_WHAT IS EXPECTED:_
Leave out the pictures and copy everything else in the entries exactly.
========================
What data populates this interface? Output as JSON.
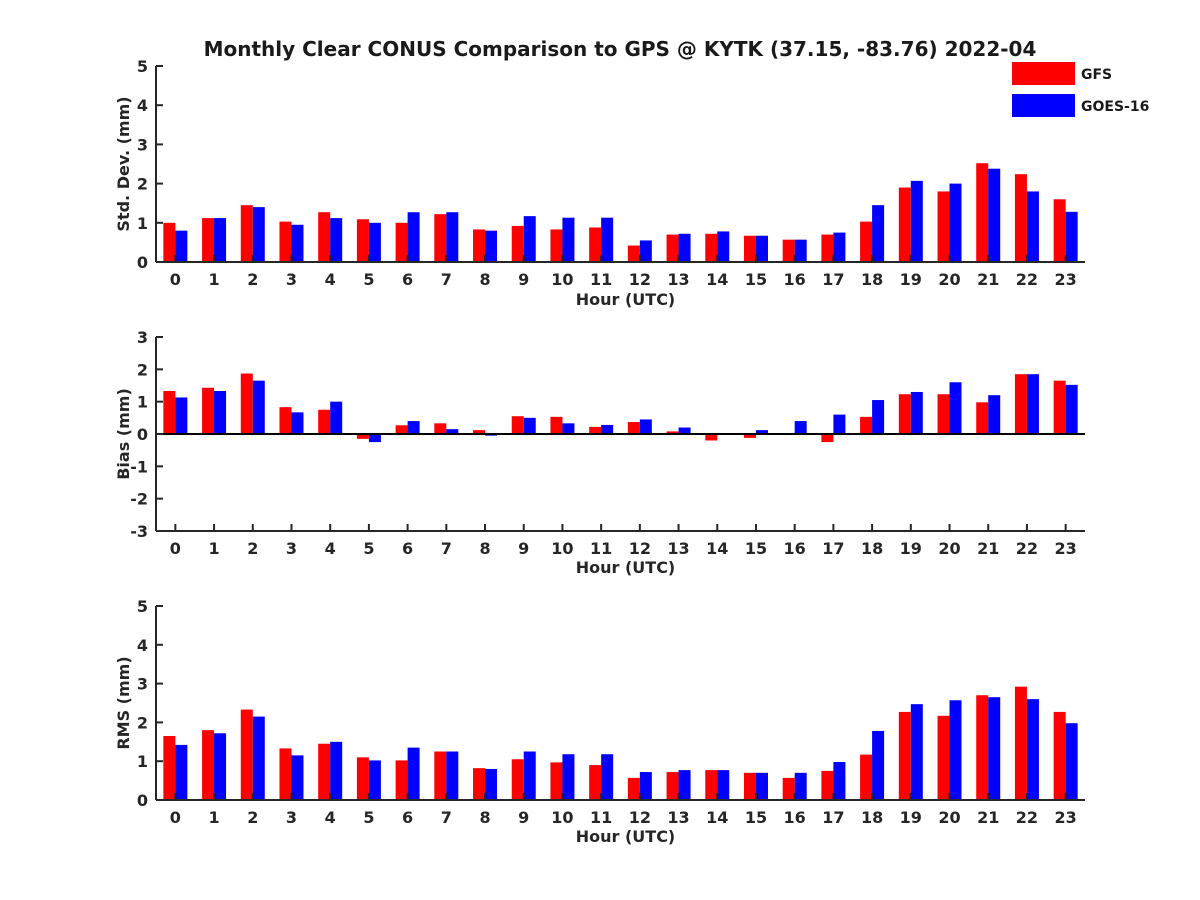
{
  "title": "Monthly Clear CONUS Comparison to GPS @ KYTK (37.15, -83.76) 2022-04",
  "colors": {
    "GFS": "#ff0000",
    "GOES-16": "#0000ff"
  },
  "legend": {
    "placement": "top-right",
    "entries": [
      "GFS",
      "GOES-16"
    ]
  },
  "chart_data": [
    {
      "type": "bar",
      "xlabel": "Hour (UTC)",
      "ylabel": "Std. Dev. (mm)",
      "ylim": [
        0,
        5
      ],
      "yticks": [
        0,
        1,
        2,
        3,
        4,
        5
      ],
      "categories": [
        0,
        1,
        2,
        3,
        4,
        5,
        6,
        7,
        8,
        9,
        10,
        11,
        12,
        13,
        14,
        15,
        16,
        17,
        18,
        19,
        20,
        21,
        22,
        23
      ],
      "series": [
        {
          "name": "GFS",
          "values": [
            1.0,
            1.12,
            1.45,
            1.03,
            1.27,
            1.09,
            1.0,
            1.22,
            0.83,
            0.92,
            0.83,
            0.88,
            0.42,
            0.7,
            0.72,
            0.67,
            0.57,
            0.7,
            1.03,
            1.9,
            1.8,
            2.52,
            2.24,
            1.6
          ]
        },
        {
          "name": "GOES-16",
          "values": [
            0.8,
            1.12,
            1.4,
            0.95,
            1.12,
            1.0,
            1.27,
            1.27,
            0.8,
            1.17,
            1.13,
            1.13,
            0.55,
            0.72,
            0.78,
            0.67,
            0.57,
            0.75,
            1.45,
            2.07,
            2.0,
            2.38,
            1.8,
            1.28
          ]
        }
      ]
    },
    {
      "type": "bar",
      "xlabel": "Hour (UTC)",
      "ylabel": "Bias (mm)",
      "ylim": [
        -3,
        3
      ],
      "yticks": [
        -3,
        -2,
        -1,
        0,
        1,
        2,
        3
      ],
      "categories": [
        0,
        1,
        2,
        3,
        4,
        5,
        6,
        7,
        8,
        9,
        10,
        11,
        12,
        13,
        14,
        15,
        16,
        17,
        18,
        19,
        20,
        21,
        22,
        23
      ],
      "series": [
        {
          "name": "GFS",
          "values": [
            1.33,
            1.43,
            1.87,
            0.83,
            0.75,
            -0.15,
            0.27,
            0.33,
            0.12,
            0.55,
            0.53,
            0.22,
            0.37,
            0.08,
            -0.2,
            -0.12,
            0.03,
            -0.25,
            0.53,
            1.23,
            1.23,
            0.98,
            1.85,
            1.65
          ]
        },
        {
          "name": "GOES-16",
          "values": [
            1.13,
            1.33,
            1.65,
            0.67,
            1.0,
            -0.25,
            0.4,
            0.15,
            -0.05,
            0.5,
            0.33,
            0.28,
            0.45,
            0.2,
            0.0,
            0.12,
            0.4,
            0.6,
            1.05,
            1.3,
            1.6,
            1.2,
            1.85,
            1.52
          ]
        }
      ]
    },
    {
      "type": "bar",
      "xlabel": "Hour (UTC)",
      "ylabel": "RMS (mm)",
      "ylim": [
        0,
        5
      ],
      "yticks": [
        0,
        1,
        2,
        3,
        4,
        5
      ],
      "categories": [
        0,
        1,
        2,
        3,
        4,
        5,
        6,
        7,
        8,
        9,
        10,
        11,
        12,
        13,
        14,
        15,
        16,
        17,
        18,
        19,
        20,
        21,
        22,
        23
      ],
      "series": [
        {
          "name": "GFS",
          "values": [
            1.65,
            1.8,
            2.33,
            1.33,
            1.45,
            1.1,
            1.02,
            1.25,
            0.82,
            1.05,
            0.97,
            0.9,
            0.57,
            0.72,
            0.77,
            0.7,
            0.57,
            0.75,
            1.17,
            2.27,
            2.17,
            2.7,
            2.92,
            2.27
          ]
        },
        {
          "name": "GOES-16",
          "values": [
            1.42,
            1.72,
            2.15,
            1.15,
            1.5,
            1.02,
            1.35,
            1.25,
            0.8,
            1.25,
            1.18,
            1.18,
            0.72,
            0.77,
            0.77,
            0.7,
            0.7,
            0.98,
            1.78,
            2.47,
            2.57,
            2.65,
            2.6,
            1.98
          ]
        }
      ]
    }
  ]
}
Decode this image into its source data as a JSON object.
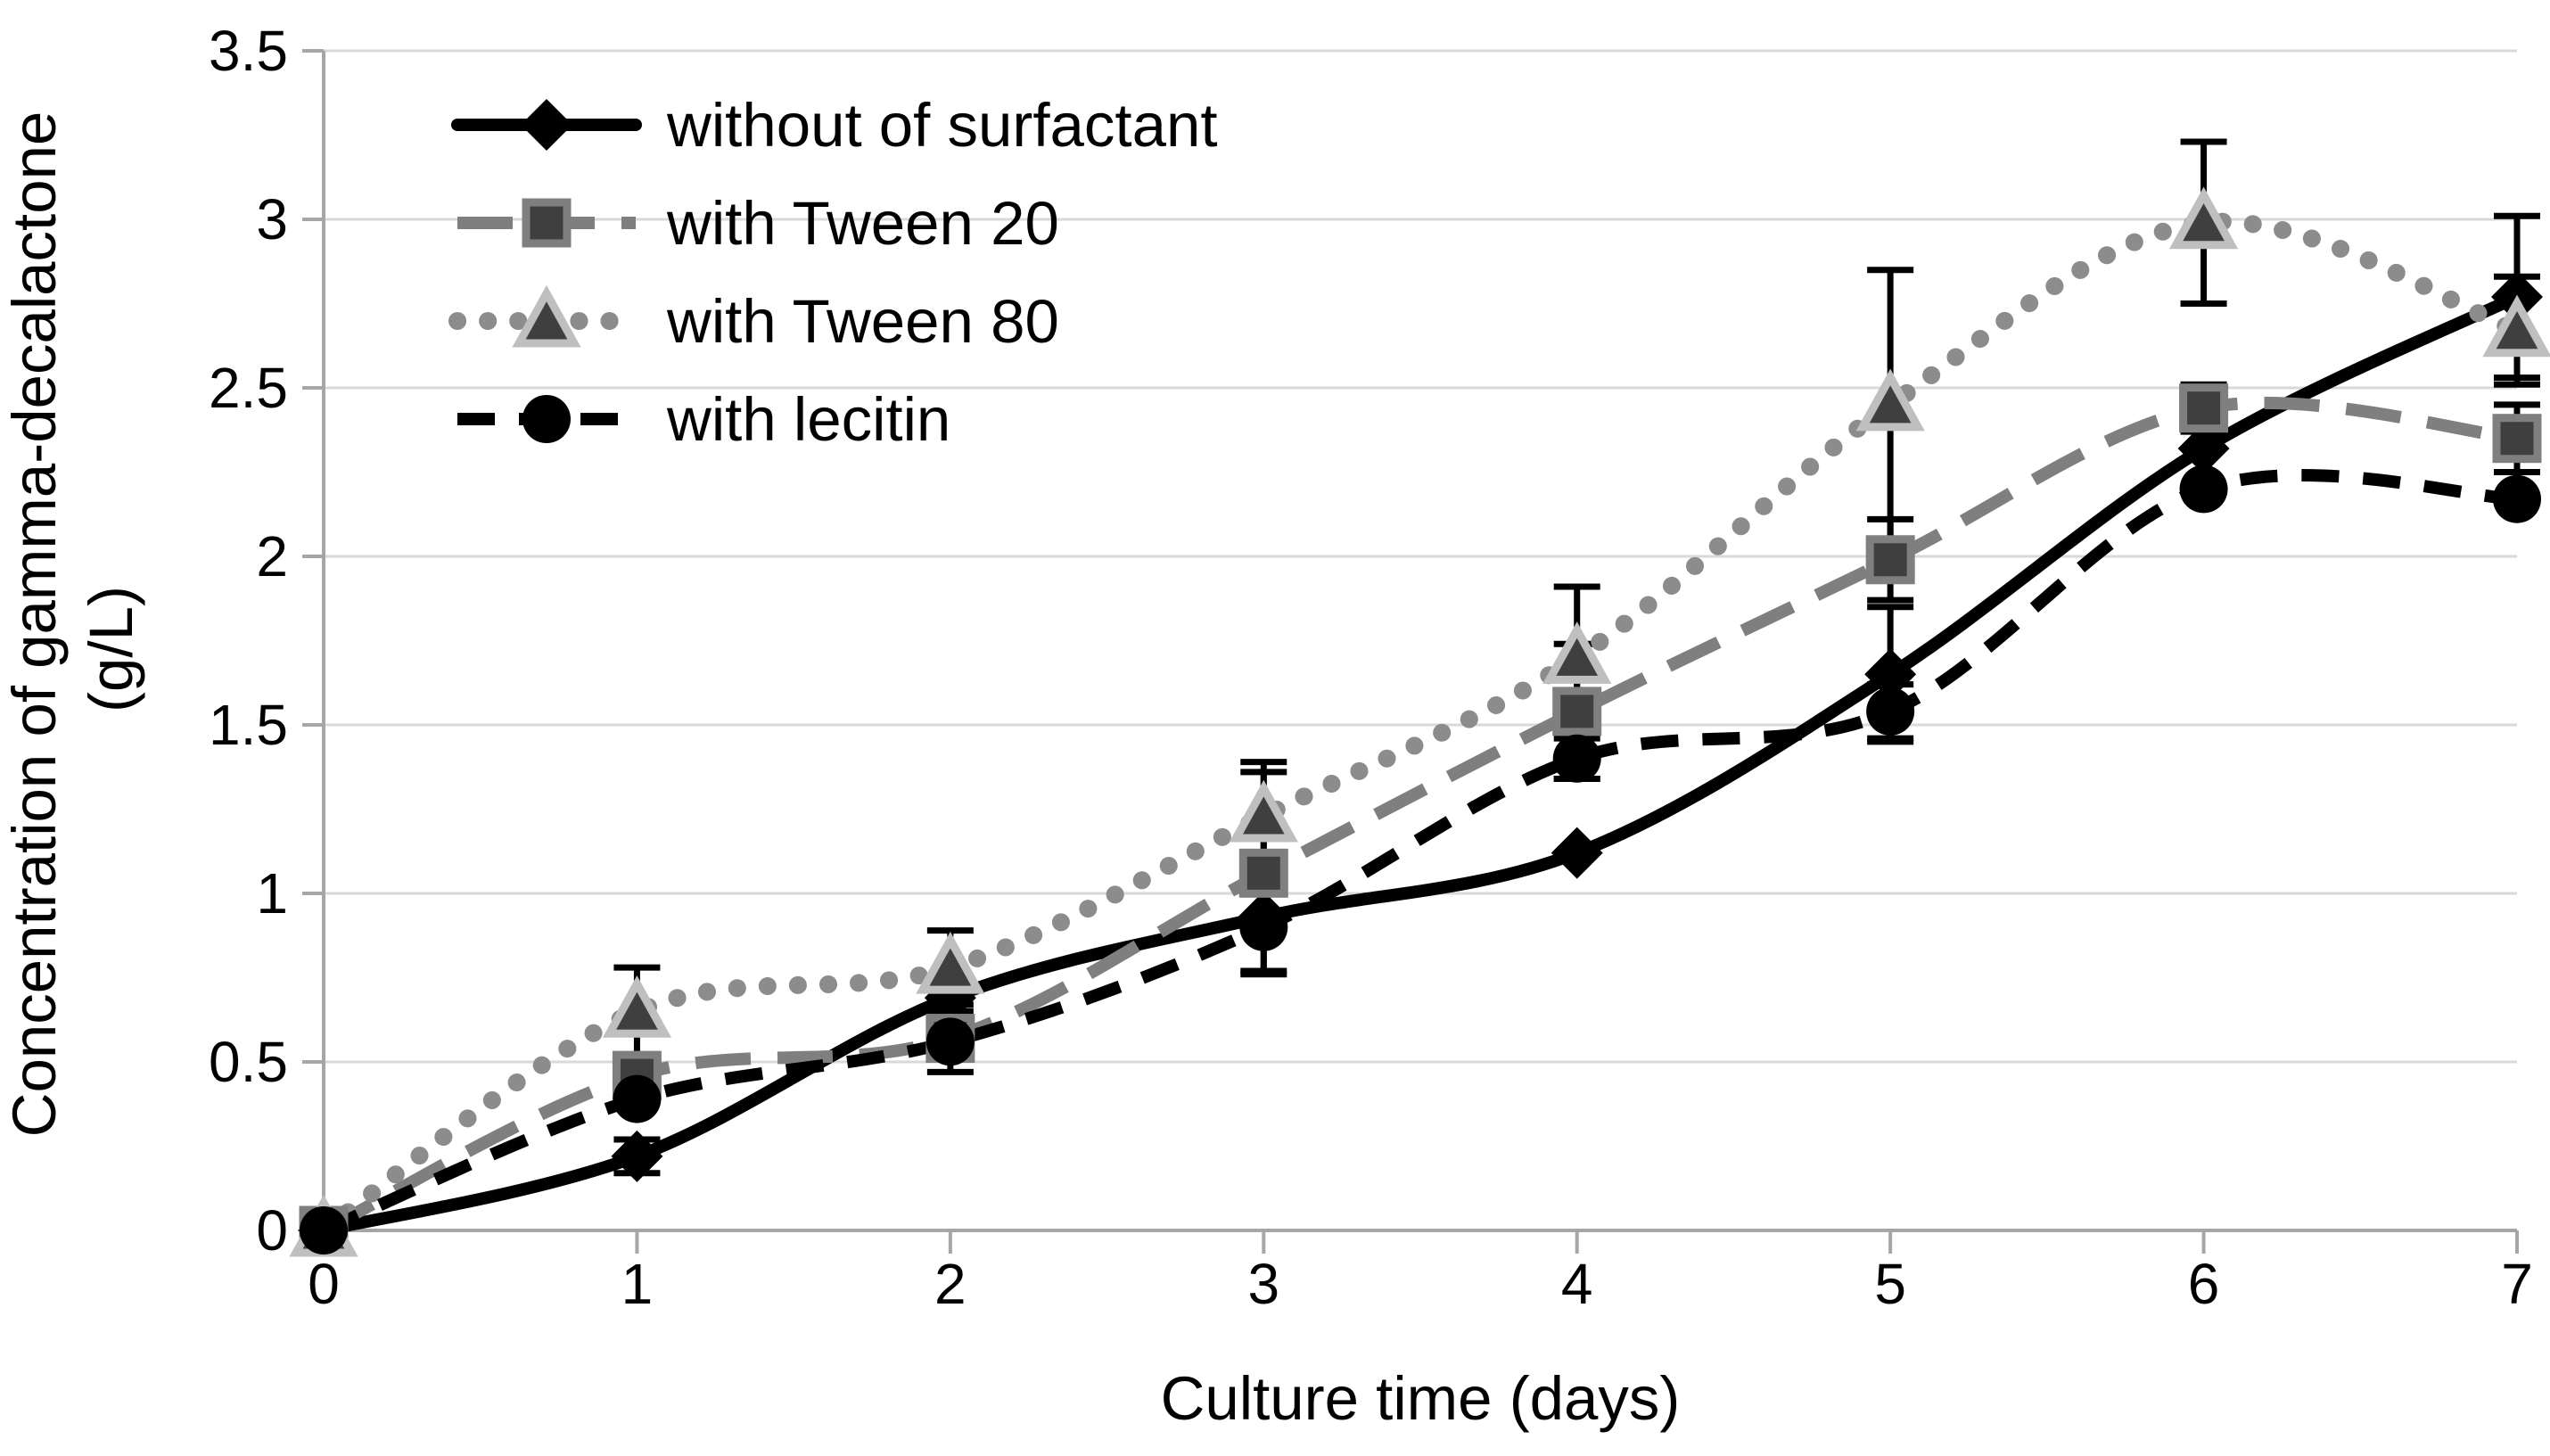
{
  "page": {
    "background": "#ffffff"
  },
  "chart_data": {
    "type": "line",
    "title": "",
    "xlabel": "Culture time (days)",
    "ylabel": "Concentration of gamma-decalactone",
    "ylabel_unit": "(g/L)",
    "x": [
      0,
      1,
      2,
      3,
      4,
      5,
      6,
      7
    ],
    "xlim": [
      0,
      7
    ],
    "ylim": [
      0,
      3.5
    ],
    "yticks": [
      0,
      0.5,
      1,
      1.5,
      2,
      2.5,
      3,
      3.5
    ],
    "ytick_labels": [
      "0",
      "0.5",
      "1",
      "1.5",
      "2",
      "2.5",
      "3",
      "3.5"
    ],
    "xtick_labels": [
      "0",
      "1",
      "2",
      "3",
      "4",
      "5",
      "6",
      "7"
    ],
    "grid": true,
    "legend_position": "inside-top-left",
    "colors": {
      "gridline": "#d9d9d9",
      "axis": "#a6a6a6",
      "series_black": "#000000",
      "series_gray": "#7f7f7f",
      "series_gray_dotted": "#8c8c8c",
      "marker_dark_fill": "#3f3f3f",
      "square_border": "#7f7f7f",
      "triangle_border": "#bfbfbf",
      "error_bar": "#000000"
    },
    "series": [
      {
        "name": "without of surfactant",
        "marker": "diamond",
        "line": "solid",
        "color": "#000000",
        "values": [
          0,
          0.22,
          0.69,
          0.93,
          1.12,
          1.65,
          2.32,
          2.77
        ],
        "err": [
          0,
          0.05,
          0,
          0,
          0,
          0.2,
          0,
          0.24
        ]
      },
      {
        "name": "with Tween 20",
        "marker": "square",
        "line": "long-dash",
        "color": "#7f7f7f",
        "values": [
          0,
          0.46,
          0.57,
          1.06,
          1.54,
          1.99,
          2.44,
          2.35
        ],
        "err": [
          0,
          0,
          0,
          0.3,
          0.2,
          0.12,
          0.07,
          0.1
        ]
      },
      {
        "name": "with Tween 80",
        "marker": "triangle",
        "line": "dotted",
        "color": "#8c8c8c",
        "values": [
          0,
          0.65,
          0.78,
          1.23,
          1.7,
          2.45,
          2.99,
          2.67
        ],
        "err": [
          0,
          0.13,
          0.11,
          0.16,
          0.21,
          0.4,
          0.24,
          0.16
        ]
      },
      {
        "name": "with lecitin",
        "marker": "circle",
        "line": "short-dash",
        "color": "#000000",
        "values": [
          0,
          0.39,
          0.56,
          0.9,
          1.4,
          1.54,
          2.2,
          2.17
        ],
        "err": [
          0,
          0,
          0.09,
          0.13,
          0.06,
          0.08,
          0,
          0
        ]
      }
    ]
  }
}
========================
_TASK SOLUTION:_
What data populates this interface? Output as JSON.
{
  "title": "Monthly Clear CONUS Comparison to GPS @ KYTK (37.15, -83.76) 2022-04",
  "colors": {
    "GFS": "#ff0000",
    "GOES-16": "#0000ff"
  },
  "legend": {
    "placement": "top-right",
    "entries": [
      "GFS",
      "GOES-16"
    ]
  },
  "chart_data": [
    {
      "type": "bar",
      "xlabel": "Hour (UTC)",
      "ylabel": "Std. Dev. (mm)",
      "ylim": [
        0,
        5
      ],
      "yticks": [
        0,
        1,
        2,
        3,
        4,
        5
      ],
      "categories": [
        0,
        1,
        2,
        3,
        4,
        5,
        6,
        7,
        8,
        9,
        10,
        11,
        12,
        13,
        14,
        15,
        16,
        17,
        18,
        19,
        20,
        21,
        22,
        23
      ],
      "series": [
        {
          "name": "GFS",
          "values": [
            1.0,
            1.12,
            1.45,
            1.03,
            1.27,
            1.09,
            1.0,
            1.22,
            0.83,
            0.92,
            0.83,
            0.88,
            0.42,
            0.7,
            0.72,
            0.67,
            0.57,
            0.7,
            1.03,
            1.9,
            1.8,
            2.52,
            2.24,
            1.6
          ]
        },
        {
          "name": "GOES-16",
          "values": [
            0.8,
            1.12,
            1.4,
            0.95,
            1.12,
            1.0,
            1.27,
            1.27,
            0.8,
            1.17,
            1.13,
            1.13,
            0.55,
            0.72,
            0.78,
            0.67,
            0.57,
            0.75,
            1.45,
            2.07,
            2.0,
            2.38,
            1.8,
            1.28
          ]
        }
      ]
    },
    {
      "type": "bar",
      "xlabel": "Hour (UTC)",
      "ylabel": "Bias (mm)",
      "ylim": [
        -3,
        3
      ],
      "yticks": [
        -3,
        -2,
        -1,
        0,
        1,
        2,
        3
      ],
      "categories": [
        0,
        1,
        2,
        3,
        4,
        5,
        6,
        7,
        8,
        9,
        10,
        11,
        12,
        13,
        14,
        15,
        16,
        17,
        18,
        19,
        20,
        21,
        22,
        23
      ],
      "series": [
        {
          "name": "GFS",
          "values": [
            1.33,
            1.43,
            1.87,
            0.83,
            0.75,
            -0.15,
            0.27,
            0.33,
            0.12,
            0.55,
            0.53,
            0.22,
            0.37,
            0.08,
            -0.2,
            -0.12,
            0.03,
            -0.25,
            0.53,
            1.23,
            1.23,
            0.98,
            1.85,
            1.65
          ]
        },
        {
          "name": "GOES-16",
          "values": [
            1.13,
            1.33,
            1.65,
            0.67,
            1.0,
            -0.25,
            0.4,
            0.15,
            -0.05,
            0.5,
            0.33,
            0.28,
            0.45,
            0.2,
            0.0,
            0.12,
            0.4,
            0.6,
            1.05,
            1.3,
            1.6,
            1.2,
            1.85,
            1.52
          ]
        }
      ]
    },
    {
      "type": "bar",
      "xlabel": "Hour (UTC)",
      "ylabel": "RMS (mm)",
      "ylim": [
        0,
        5
      ],
      "yticks": [
        0,
        1,
        2,
        3,
        4,
        5
      ],
      "categories": [
        0,
        1,
        2,
        3,
        4,
        5,
        6,
        7,
        8,
        9,
        10,
        11,
        12,
        13,
        14,
        15,
        16,
        17,
        18,
        19,
        20,
        21,
        22,
        23
      ],
      "series": [
        {
          "name": "GFS",
          "values": [
            1.65,
            1.8,
            2.33,
            1.33,
            1.45,
            1.1,
            1.02,
            1.25,
            0.82,
            1.05,
            0.97,
            0.9,
            0.57,
            0.72,
            0.77,
            0.7,
            0.57,
            0.75,
            1.17,
            2.27,
            2.17,
            2.7,
            2.92,
            2.27
          ]
        },
        {
          "name": "GOES-16",
          "values": [
            1.42,
            1.72,
            2.15,
            1.15,
            1.5,
            1.02,
            1.35,
            1.25,
            0.8,
            1.25,
            1.18,
            1.18,
            0.72,
            0.77,
            0.77,
            0.7,
            0.7,
            0.98,
            1.78,
            2.47,
            2.57,
            2.65,
            2.6,
            1.98
          ]
        }
      ]
    }
  ]
}
Decode this image into its source data as a JSON object.
{
  "page": {
    "background": "#ffffff"
  },
  "chart_data": {
    "type": "line",
    "title": "",
    "xlabel": "Culture time (days)",
    "ylabel": "Concentration of gamma-decalactone",
    "ylabel_unit": "(g/L)",
    "x": [
      0,
      1,
      2,
      3,
      4,
      5,
      6,
      7
    ],
    "xlim": [
      0,
      7
    ],
    "ylim": [
      0,
      3.5
    ],
    "yticks": [
      0,
      0.5,
      1,
      1.5,
      2,
      2.5,
      3,
      3.5
    ],
    "ytick_labels": [
      "0",
      "0.5",
      "1",
      "1.5",
      "2",
      "2.5",
      "3",
      "3.5"
    ],
    "xtick_labels": [
      "0",
      "1",
      "2",
      "3",
      "4",
      "5",
      "6",
      "7"
    ],
    "grid": true,
    "legend_position": "inside-top-left",
    "colors": {
      "gridline": "#d9d9d9",
      "axis": "#a6a6a6",
      "series_black": "#000000",
      "series_gray": "#7f7f7f",
      "series_gray_dotted": "#8c8c8c",
      "marker_dark_fill": "#3f3f3f",
      "square_border": "#7f7f7f",
      "triangle_border": "#bfbfbf",
      "error_bar": "#000000"
    },
    "series": [
      {
        "name": "without of surfactant",
        "marker": "diamond",
        "line": "solid",
        "color": "#000000",
        "values": [
          0,
          0.22,
          0.69,
          0.93,
          1.12,
          1.65,
          2.32,
          2.77
        ],
        "err": [
          0,
          0.05,
          0,
          0,
          0,
          0.2,
          0,
          0.24
        ]
      },
      {
        "name": "with Tween 20",
        "marker": "square",
        "line": "long-dash",
        "color": "#7f7f7f",
        "values": [
          0,
          0.46,
          0.57,
          1.06,
          1.54,
          1.99,
          2.44,
          2.35
        ],
        "err": [
          0,
          0,
          0,
          0.3,
          0.2,
          0.12,
          0.07,
          0.1
        ]
      },
      {
        "name": "with Tween 80",
        "marker": "triangle",
        "line": "dotted",
        "color": "#8c8c8c",
        "values": [
          0,
          0.65,
          0.78,
          1.23,
          1.7,
          2.45,
          2.99,
          2.67
        ],
        "err": [
          0,
          0.13,
          0.11,
          0.16,
          0.21,
          0.4,
          0.24,
          0.16
        ]
      },
      {
        "name": "with lecitin",
        "marker": "circle",
        "line": "short-dash",
        "color": "#000000",
        "values": [
          0,
          0.39,
          0.56,
          0.9,
          1.4,
          1.54,
          2.2,
          2.17
        ],
        "err": [
          0,
          0,
          0.09,
          0.13,
          0.06,
          0.08,
          0,
          0
        ]
      }
    ]
  }
}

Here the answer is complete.